◆ WHAT IS REQUIRED: Without including any pictures, copy each entry below exactly.

◆ SUPPLIED RECORDS:
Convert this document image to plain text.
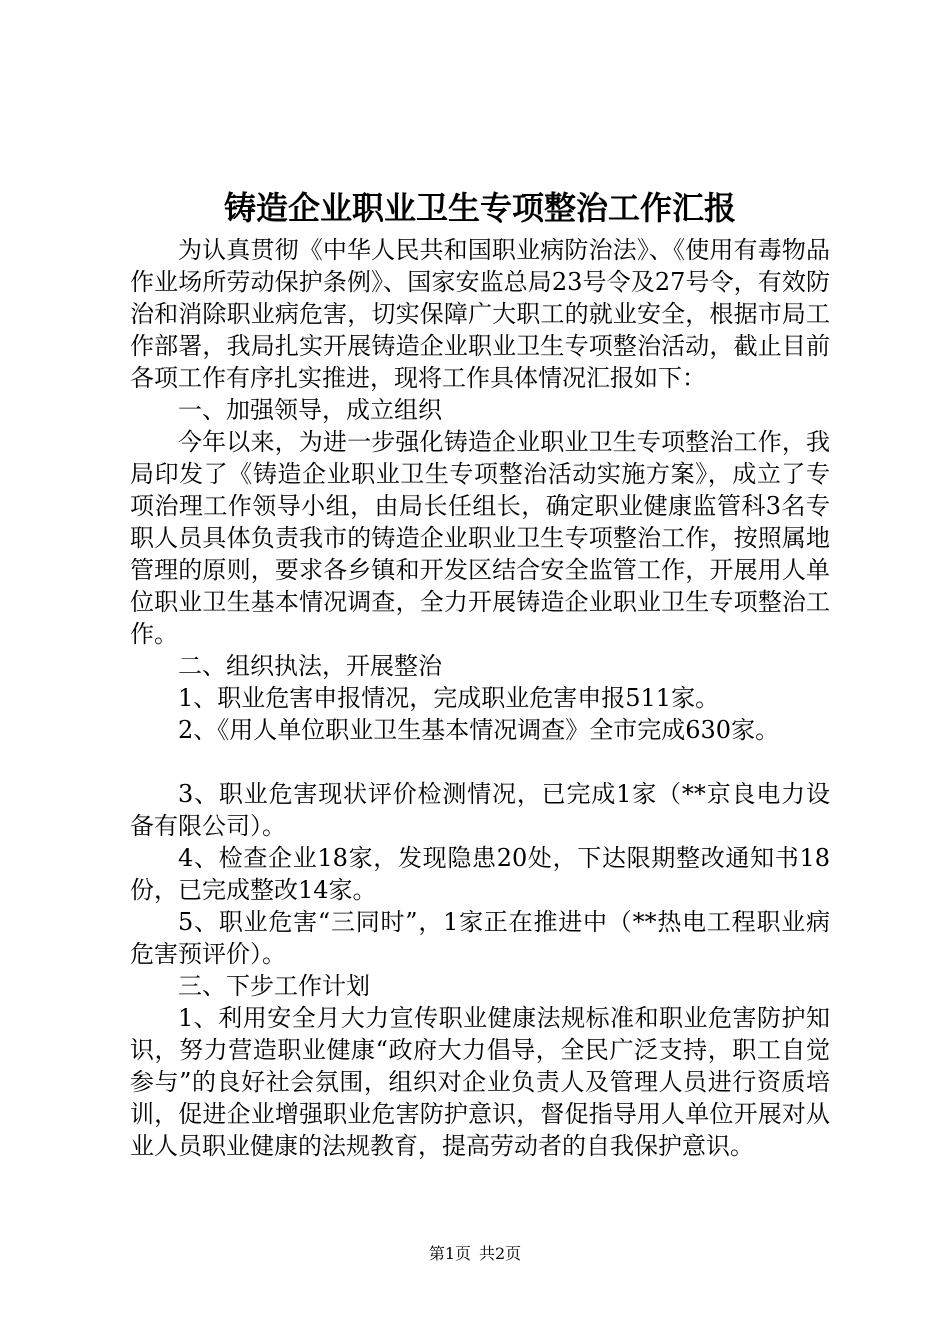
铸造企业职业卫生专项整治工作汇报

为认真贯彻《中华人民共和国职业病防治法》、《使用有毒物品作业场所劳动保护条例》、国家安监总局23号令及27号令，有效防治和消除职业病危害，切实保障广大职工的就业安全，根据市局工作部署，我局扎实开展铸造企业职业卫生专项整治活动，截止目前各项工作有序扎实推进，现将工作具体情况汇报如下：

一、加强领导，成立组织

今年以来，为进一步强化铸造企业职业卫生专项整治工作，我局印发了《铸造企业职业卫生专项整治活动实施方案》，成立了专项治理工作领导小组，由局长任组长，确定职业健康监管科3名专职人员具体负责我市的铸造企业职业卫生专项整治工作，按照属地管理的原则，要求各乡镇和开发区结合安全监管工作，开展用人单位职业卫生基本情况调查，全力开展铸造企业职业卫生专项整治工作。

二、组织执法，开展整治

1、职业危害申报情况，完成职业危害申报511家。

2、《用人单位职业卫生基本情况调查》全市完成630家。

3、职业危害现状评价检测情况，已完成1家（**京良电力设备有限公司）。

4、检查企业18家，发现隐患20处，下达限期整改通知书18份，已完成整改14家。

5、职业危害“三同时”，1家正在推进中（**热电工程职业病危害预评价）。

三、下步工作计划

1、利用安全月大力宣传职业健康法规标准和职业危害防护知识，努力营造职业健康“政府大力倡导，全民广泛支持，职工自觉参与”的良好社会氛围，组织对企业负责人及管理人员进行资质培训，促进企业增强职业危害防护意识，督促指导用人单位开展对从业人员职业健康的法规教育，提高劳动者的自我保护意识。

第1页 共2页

◆ TASK RESULT:
Convert this document image to plain text.
铸造企业职业卫生专项整治工作汇报

为认真贯彻《中华人民共和国职业病防治法》、《使用有毒物品作业场所劳动保护条例》、国家安监总局23号令及27号令，有效防治和消除职业病危害，切实保障广大职工的就业安全，根据市局工作部署，我局扎实开展铸造企业职业卫生专项整治活动，截止目前各项工作有序扎实推进，现将工作具体情况汇报如下：

一、加强领导，成立组织

今年以来，为进一步强化铸造企业职业卫生专项整治工作，我局印发了《铸造企业职业卫生专项整治活动实施方案》，成立了专项治理工作领导小组，由局长任组长，确定职业健康监管科3名专职人员具体负责我市的铸造企业职业卫生专项整治工作，按照属地管理的原则，要求各乡镇和开发区结合安全监管工作，开展用人单位职业卫生基本情况调查，全力开展铸造企业职业卫生专项整治工作。

二、组织执法，开展整治

1、职业危害申报情况，完成职业危害申报511家。

2、《用人单位职业卫生基本情况调查》全市完成630家。

3、职业危害现状评价检测情况，已完成1家（**京良电力设备有限公司）。

4、检查企业18家，发现隐患20处，下达限期整改通知书18份，已完成整改14家。

5、职业危害“三同时”，1家正在推进中（**热电工程职业病危害预评价）。

三、下步工作计划

1、利用安全月大力宣传职业健康法规标准和职业危害防护知识，努力营造职业健康“政府大力倡导，全民广泛支持，职工自觉参与”的良好社会氛围，组织对企业负责人及管理人员进行资质培训，促进企业增强职业危害防护意识，督促指导用人单位开展对从业人员职业健康的法规教育，提高劳动者的自我保护意识。

第1页 共2页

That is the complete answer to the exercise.